Beginning with the line that contains "What data populates", extract each line through the end of the listing below, with no additions or omissions.

▶ **Data to use**
BEGIN
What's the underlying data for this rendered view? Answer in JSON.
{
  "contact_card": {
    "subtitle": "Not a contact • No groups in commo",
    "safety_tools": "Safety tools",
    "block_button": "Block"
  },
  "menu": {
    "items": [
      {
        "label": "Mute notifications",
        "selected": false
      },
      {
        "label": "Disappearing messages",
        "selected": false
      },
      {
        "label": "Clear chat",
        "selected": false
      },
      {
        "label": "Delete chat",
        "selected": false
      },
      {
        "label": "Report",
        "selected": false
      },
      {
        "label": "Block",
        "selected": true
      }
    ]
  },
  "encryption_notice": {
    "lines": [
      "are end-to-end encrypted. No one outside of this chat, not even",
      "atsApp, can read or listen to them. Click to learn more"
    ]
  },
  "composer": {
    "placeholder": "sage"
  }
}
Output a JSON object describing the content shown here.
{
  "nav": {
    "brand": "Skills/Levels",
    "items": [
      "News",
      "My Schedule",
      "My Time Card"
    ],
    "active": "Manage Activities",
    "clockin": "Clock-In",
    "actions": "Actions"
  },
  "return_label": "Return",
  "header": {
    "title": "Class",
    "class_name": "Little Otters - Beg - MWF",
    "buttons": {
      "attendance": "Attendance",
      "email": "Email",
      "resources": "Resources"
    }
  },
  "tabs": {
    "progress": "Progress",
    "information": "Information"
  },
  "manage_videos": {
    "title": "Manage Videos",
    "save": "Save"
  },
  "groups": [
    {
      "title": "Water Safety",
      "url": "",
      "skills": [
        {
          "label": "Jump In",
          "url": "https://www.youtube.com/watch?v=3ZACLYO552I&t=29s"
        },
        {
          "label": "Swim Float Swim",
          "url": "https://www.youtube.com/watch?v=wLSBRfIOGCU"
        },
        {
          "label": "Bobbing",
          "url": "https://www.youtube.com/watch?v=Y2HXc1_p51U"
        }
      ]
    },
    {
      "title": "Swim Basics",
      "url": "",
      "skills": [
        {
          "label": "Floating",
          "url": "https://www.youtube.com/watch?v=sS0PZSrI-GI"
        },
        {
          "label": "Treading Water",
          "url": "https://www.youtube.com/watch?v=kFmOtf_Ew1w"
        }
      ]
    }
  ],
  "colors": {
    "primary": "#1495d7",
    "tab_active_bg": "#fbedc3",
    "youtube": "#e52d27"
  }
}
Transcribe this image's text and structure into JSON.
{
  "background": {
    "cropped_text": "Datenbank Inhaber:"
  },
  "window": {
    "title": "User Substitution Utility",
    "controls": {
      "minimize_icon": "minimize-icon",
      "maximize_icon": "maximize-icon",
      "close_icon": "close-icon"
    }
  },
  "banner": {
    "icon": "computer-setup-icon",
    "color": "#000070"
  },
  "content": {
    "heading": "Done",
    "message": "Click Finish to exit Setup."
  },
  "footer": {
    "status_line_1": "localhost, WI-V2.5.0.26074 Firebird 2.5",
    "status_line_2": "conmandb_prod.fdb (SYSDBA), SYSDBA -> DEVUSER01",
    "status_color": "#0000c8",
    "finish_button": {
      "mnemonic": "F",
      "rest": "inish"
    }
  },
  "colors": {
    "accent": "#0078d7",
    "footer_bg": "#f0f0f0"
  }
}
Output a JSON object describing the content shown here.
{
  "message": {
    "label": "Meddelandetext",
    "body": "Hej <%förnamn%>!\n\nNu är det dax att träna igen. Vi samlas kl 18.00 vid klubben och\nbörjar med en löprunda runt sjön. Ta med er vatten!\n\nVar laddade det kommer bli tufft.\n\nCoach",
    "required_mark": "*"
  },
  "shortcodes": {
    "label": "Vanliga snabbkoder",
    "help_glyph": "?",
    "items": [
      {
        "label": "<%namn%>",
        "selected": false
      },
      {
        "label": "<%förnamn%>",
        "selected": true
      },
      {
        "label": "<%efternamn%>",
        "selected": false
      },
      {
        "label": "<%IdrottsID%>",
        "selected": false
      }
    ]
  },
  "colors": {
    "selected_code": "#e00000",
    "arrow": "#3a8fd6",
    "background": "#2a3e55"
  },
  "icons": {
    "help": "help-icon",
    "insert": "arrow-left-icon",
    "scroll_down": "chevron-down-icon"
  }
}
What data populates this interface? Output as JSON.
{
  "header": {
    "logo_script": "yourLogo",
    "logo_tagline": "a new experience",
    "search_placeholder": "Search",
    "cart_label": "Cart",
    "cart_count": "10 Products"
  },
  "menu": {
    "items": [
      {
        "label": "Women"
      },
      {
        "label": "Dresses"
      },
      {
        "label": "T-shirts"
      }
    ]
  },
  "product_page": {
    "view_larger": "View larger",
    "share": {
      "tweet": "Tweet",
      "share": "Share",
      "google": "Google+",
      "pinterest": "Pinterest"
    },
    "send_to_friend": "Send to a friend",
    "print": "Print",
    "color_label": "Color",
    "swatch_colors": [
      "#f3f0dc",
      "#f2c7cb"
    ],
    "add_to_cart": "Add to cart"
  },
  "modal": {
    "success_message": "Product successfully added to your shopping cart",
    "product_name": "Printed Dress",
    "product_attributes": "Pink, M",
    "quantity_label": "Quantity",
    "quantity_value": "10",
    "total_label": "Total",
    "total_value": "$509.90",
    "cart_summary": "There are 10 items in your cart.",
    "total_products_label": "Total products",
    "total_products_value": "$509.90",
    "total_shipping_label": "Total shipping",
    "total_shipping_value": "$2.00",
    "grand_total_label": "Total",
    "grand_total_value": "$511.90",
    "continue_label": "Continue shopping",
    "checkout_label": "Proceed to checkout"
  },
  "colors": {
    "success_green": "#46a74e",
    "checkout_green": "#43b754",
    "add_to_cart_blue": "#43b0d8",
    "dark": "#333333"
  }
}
END
▶ **Response below**
What data populates this interface? Output as JSON.
{
  "header": {
    "logo_script": "yourLogo",
    "logo_tagline": "a new experience",
    "search_placeholder": "Search",
    "cart_label": "Cart",
    "cart_count": "10 Products"
  },
  "menu": {
    "items": [
      {
        "label": "Women"
      },
      {
        "label": "Dresses"
      },
      {
        "label": "T-shirts"
      }
    ]
  },
  "product_page": {
    "view_larger": "View larger",
    "share": {
      "tweet": "Tweet",
      "share": "Share",
      "google": "Google+",
      "pinterest": "Pinterest"
    },
    "send_to_friend": "Send to a friend",
    "print": "Print",
    "color_label": "Color",
    "swatch_colors": [
      "#f3f0dc",
      "#f2c7cb"
    ],
    "add_to_cart": "Add to cart"
  },
  "modal": {
    "success_message": "Product successfully added to your shopping cart",
    "product_name": "Printed Dress",
    "product_attributes": "Pink, M",
    "quantity_label": "Quantity",
    "quantity_value": "10",
    "total_label": "Total",
    "total_value": "$509.90",
    "cart_summary": "There are 10 items in your cart.",
    "total_products_label": "Total products",
    "total_products_value": "$509.90",
    "total_shipping_label": "Total shipping",
    "total_shipping_value": "$2.00",
    "grand_total_label": "Total",
    "grand_total_value": "$511.90",
    "continue_label": "Continue shopping",
    "checkout_label": "Proceed to checkout"
  },
  "colors": {
    "success_green": "#46a74e",
    "checkout_green": "#43b754",
    "add_to_cart_blue": "#43b0d8",
    "dark": "#333333"
  }
}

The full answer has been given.